++++ MATERIAL FOR THIS TASK ++++

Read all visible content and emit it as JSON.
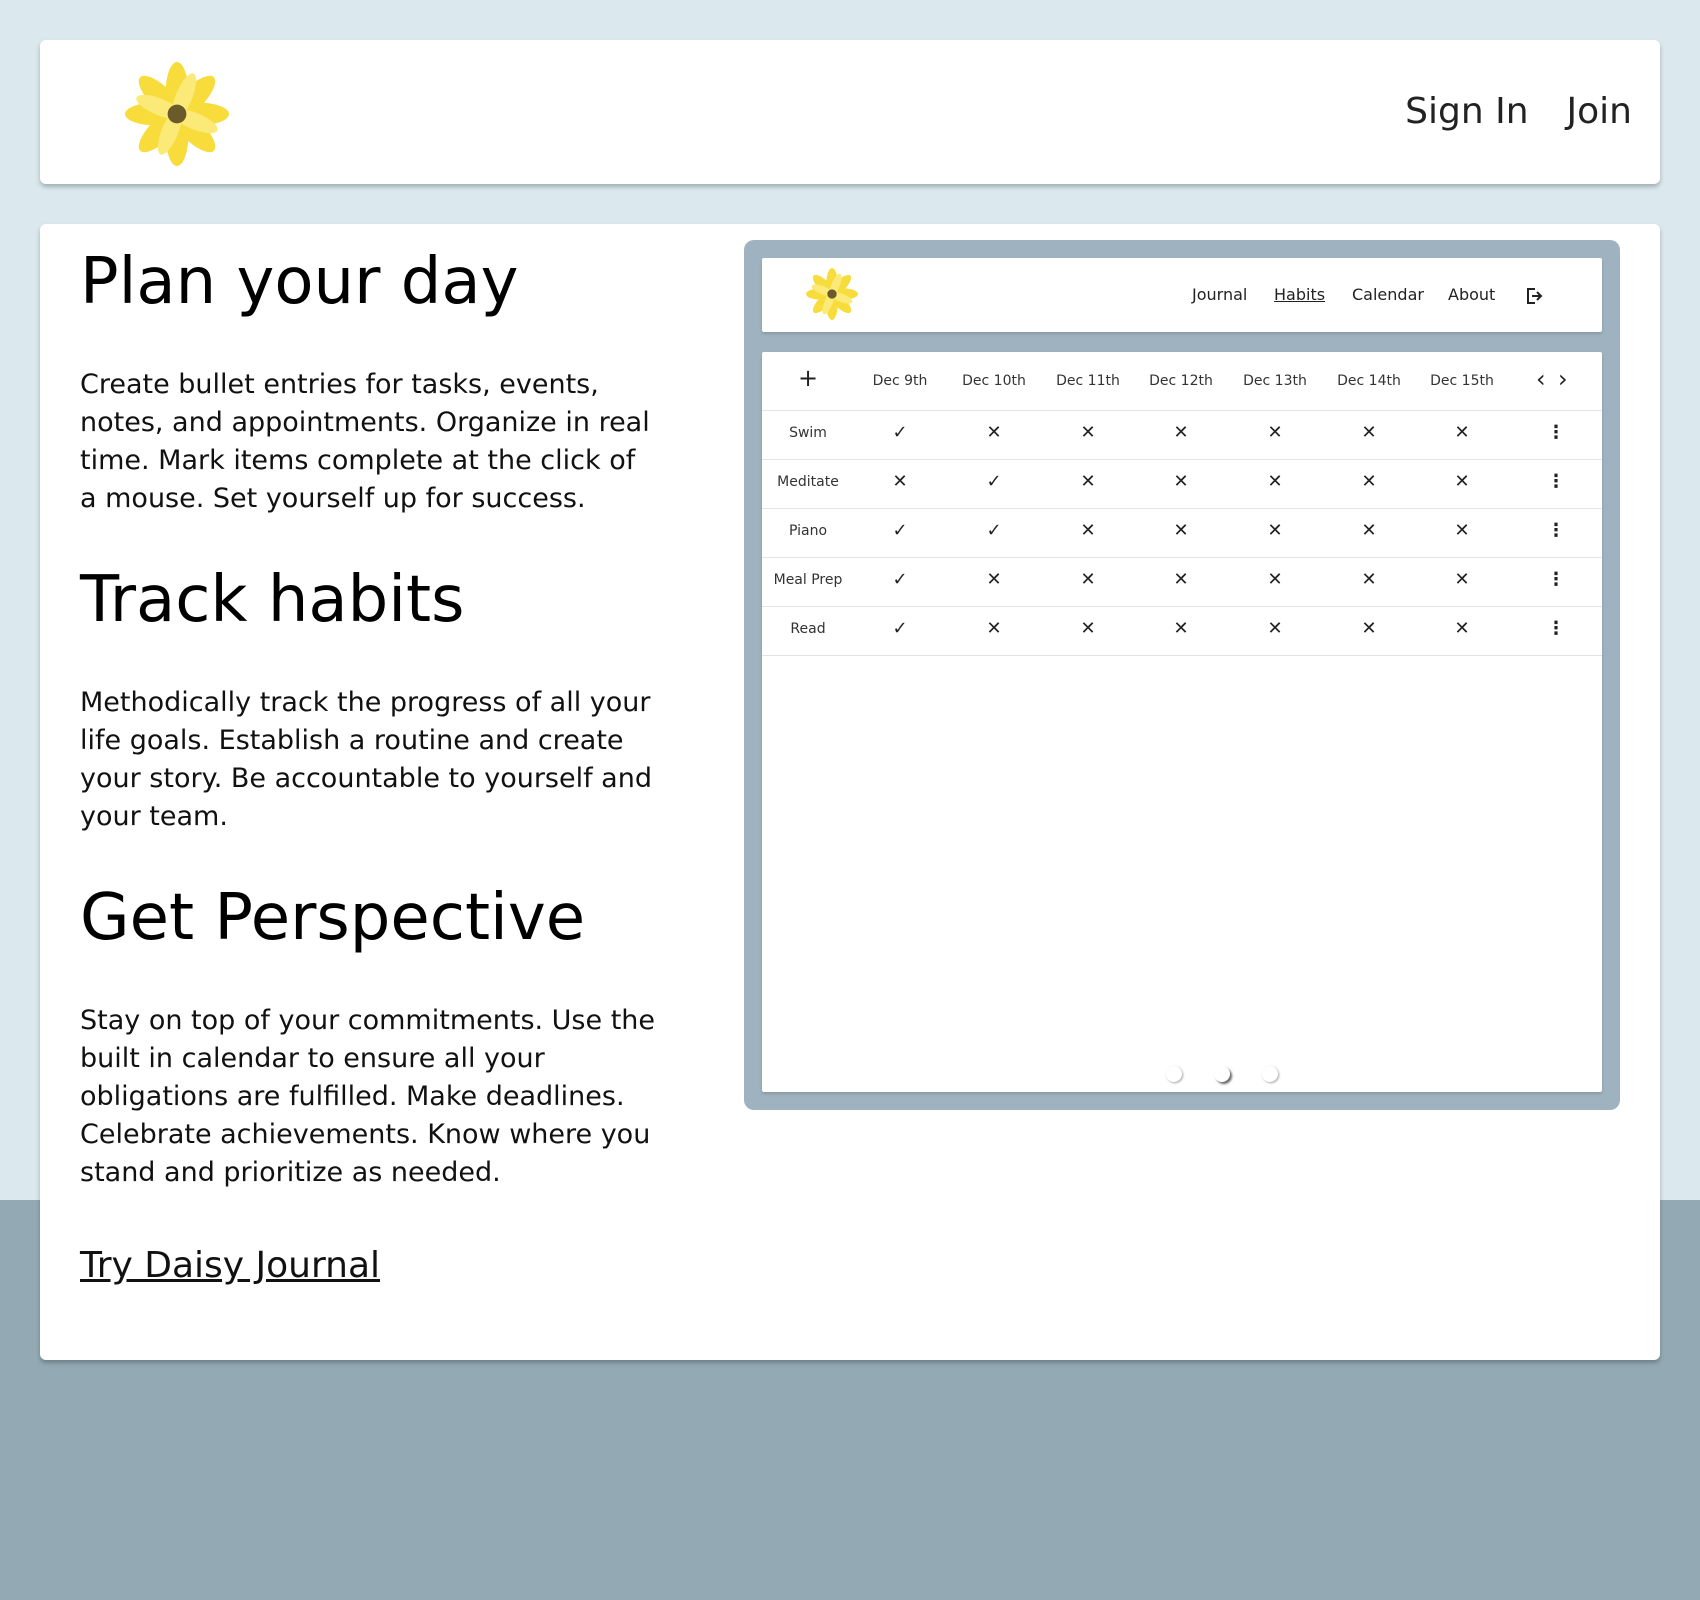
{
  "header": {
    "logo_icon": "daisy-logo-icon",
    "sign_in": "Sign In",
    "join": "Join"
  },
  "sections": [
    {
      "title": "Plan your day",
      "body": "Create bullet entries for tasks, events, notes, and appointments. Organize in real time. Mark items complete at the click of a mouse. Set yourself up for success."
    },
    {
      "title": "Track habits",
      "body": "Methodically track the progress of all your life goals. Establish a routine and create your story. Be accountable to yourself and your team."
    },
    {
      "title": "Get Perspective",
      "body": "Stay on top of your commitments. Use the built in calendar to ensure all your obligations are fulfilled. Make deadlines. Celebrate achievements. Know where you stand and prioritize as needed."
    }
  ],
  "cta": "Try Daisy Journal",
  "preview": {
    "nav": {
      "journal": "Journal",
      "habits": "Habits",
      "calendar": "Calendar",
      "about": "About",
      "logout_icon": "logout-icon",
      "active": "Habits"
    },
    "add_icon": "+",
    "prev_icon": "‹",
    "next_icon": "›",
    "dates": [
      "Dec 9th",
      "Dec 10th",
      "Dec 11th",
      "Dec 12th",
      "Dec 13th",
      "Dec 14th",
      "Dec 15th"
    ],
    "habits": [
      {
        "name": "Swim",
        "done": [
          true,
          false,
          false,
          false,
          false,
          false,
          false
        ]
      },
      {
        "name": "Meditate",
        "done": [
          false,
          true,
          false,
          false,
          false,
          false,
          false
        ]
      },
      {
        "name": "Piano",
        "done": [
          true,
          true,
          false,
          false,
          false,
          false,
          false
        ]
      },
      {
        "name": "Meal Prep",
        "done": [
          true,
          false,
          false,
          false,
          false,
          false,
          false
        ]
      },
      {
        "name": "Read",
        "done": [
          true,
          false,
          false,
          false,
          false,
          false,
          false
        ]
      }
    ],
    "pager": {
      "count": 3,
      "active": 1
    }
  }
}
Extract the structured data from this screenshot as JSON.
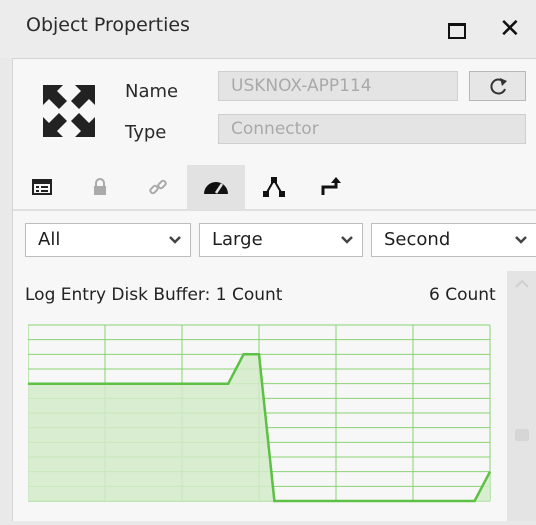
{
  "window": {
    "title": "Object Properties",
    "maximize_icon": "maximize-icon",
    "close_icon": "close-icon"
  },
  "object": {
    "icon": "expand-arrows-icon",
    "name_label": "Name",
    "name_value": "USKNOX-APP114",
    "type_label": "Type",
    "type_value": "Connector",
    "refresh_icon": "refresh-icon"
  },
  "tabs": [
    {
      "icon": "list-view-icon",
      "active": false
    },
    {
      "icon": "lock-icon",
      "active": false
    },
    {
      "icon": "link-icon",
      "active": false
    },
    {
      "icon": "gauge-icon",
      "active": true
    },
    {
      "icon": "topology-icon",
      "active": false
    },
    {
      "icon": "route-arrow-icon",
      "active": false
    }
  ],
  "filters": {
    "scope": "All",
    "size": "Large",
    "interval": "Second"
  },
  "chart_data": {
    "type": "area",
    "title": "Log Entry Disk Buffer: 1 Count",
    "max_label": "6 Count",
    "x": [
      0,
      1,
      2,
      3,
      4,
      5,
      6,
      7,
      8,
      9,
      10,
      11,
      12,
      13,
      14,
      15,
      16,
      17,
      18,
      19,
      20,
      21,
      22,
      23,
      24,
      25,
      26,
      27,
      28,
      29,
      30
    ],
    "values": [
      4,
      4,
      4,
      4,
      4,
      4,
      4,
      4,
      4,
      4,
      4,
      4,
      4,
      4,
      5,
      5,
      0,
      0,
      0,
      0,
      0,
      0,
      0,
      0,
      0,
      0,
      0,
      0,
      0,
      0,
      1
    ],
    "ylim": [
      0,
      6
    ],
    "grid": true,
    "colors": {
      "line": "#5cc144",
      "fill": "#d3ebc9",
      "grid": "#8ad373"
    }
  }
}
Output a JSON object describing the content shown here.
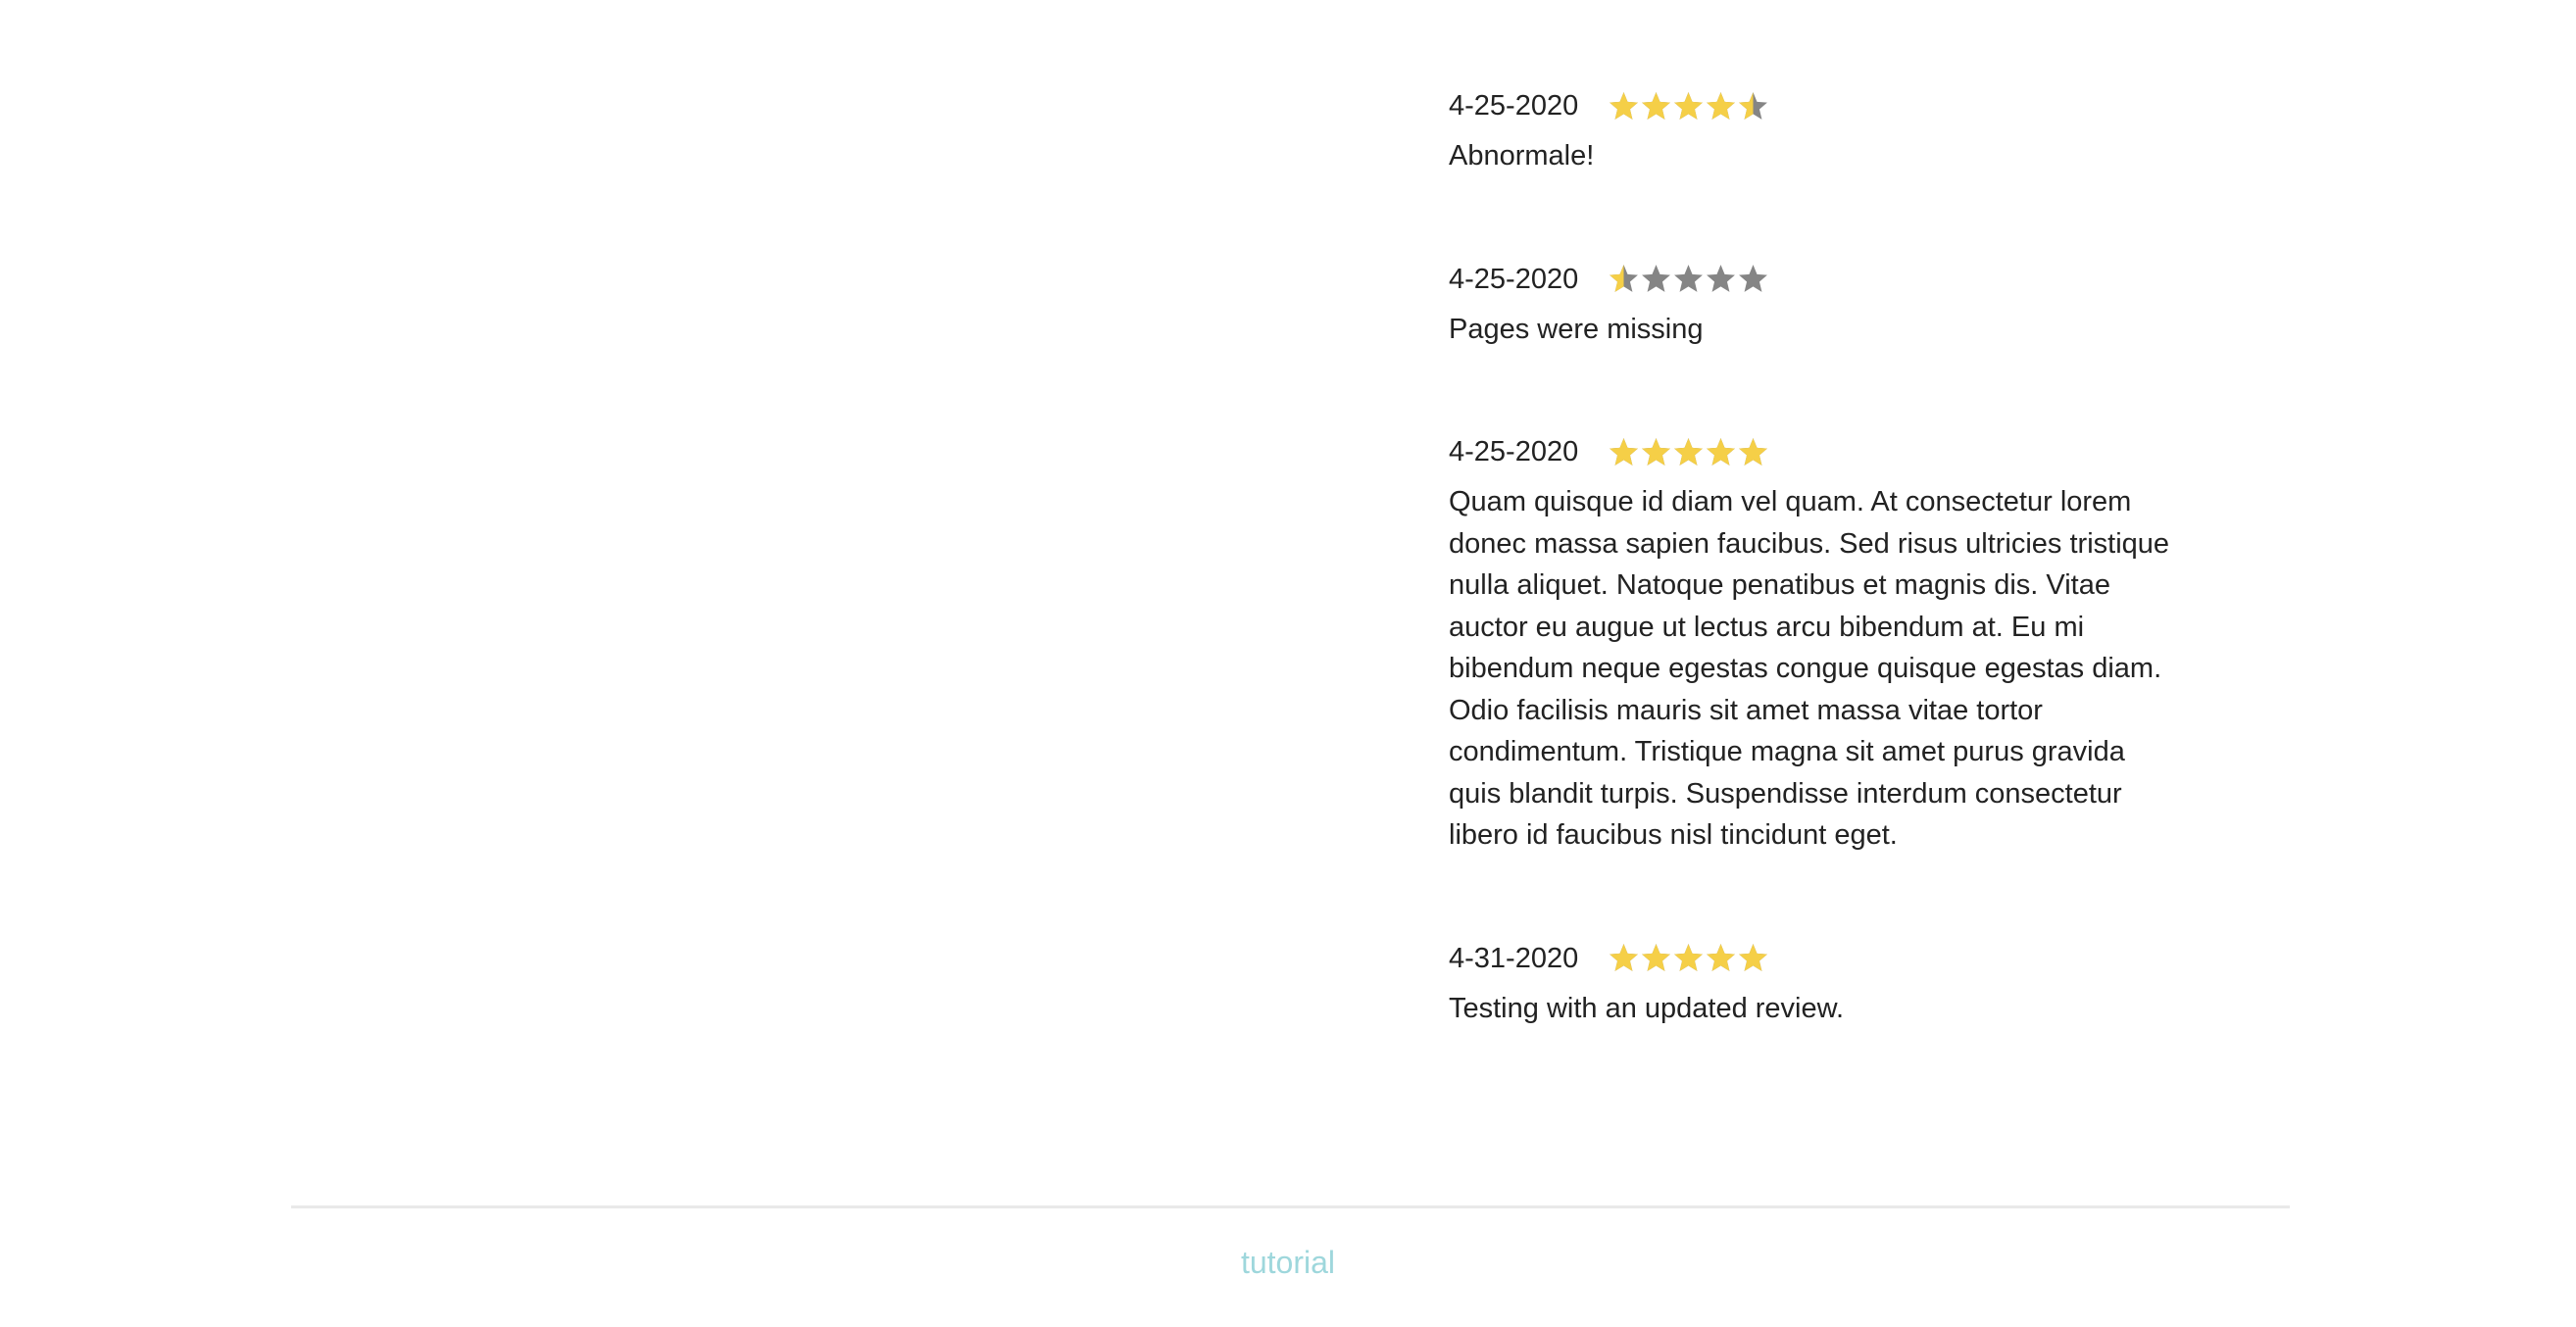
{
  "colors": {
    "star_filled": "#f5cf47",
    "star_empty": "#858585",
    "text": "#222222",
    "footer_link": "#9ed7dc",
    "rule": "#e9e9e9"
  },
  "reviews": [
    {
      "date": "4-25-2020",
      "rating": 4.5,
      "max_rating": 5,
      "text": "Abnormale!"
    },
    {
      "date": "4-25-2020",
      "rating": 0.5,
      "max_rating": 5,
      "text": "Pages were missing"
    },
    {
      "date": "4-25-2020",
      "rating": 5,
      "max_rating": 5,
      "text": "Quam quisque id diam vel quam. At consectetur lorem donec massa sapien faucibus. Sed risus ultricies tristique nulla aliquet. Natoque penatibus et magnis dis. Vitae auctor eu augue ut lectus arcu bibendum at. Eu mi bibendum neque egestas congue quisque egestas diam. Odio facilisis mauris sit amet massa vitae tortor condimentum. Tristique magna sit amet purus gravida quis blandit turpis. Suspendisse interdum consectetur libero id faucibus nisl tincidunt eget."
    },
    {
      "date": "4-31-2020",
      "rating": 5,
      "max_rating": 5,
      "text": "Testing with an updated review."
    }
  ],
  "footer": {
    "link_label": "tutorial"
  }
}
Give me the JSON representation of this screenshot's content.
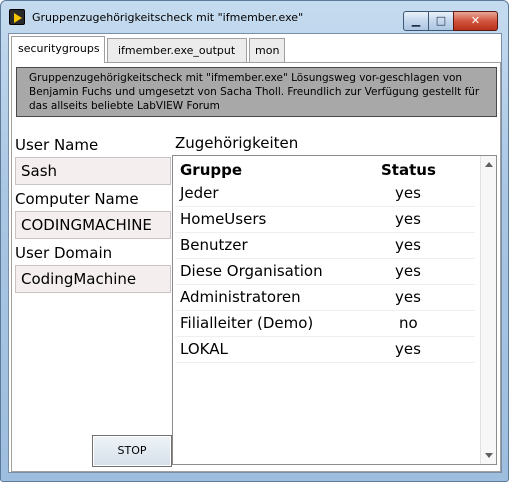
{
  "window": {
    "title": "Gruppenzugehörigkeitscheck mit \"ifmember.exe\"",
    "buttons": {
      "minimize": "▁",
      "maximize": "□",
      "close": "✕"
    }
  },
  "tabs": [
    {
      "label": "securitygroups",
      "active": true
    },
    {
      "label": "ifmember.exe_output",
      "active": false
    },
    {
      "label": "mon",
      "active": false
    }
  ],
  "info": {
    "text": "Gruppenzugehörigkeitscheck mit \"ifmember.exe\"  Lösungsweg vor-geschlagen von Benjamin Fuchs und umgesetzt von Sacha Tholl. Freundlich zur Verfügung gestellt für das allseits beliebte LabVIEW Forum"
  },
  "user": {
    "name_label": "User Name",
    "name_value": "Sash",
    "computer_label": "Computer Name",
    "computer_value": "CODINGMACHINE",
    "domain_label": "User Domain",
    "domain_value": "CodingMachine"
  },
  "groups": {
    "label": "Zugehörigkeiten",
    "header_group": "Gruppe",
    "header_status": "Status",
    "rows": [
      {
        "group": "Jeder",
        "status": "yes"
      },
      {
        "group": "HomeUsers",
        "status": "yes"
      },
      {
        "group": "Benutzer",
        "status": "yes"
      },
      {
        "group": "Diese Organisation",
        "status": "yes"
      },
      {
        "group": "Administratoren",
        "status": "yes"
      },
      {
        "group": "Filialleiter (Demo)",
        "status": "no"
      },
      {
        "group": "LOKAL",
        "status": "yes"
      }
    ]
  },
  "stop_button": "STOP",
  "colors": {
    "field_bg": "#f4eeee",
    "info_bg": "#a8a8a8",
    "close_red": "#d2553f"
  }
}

++++

_DIRECTION_
Check every line for "Read" and show the ones that have it.

_COMPLETE OUTPUT_
Read all visible content and emit it as JSON.
        "name": "Read",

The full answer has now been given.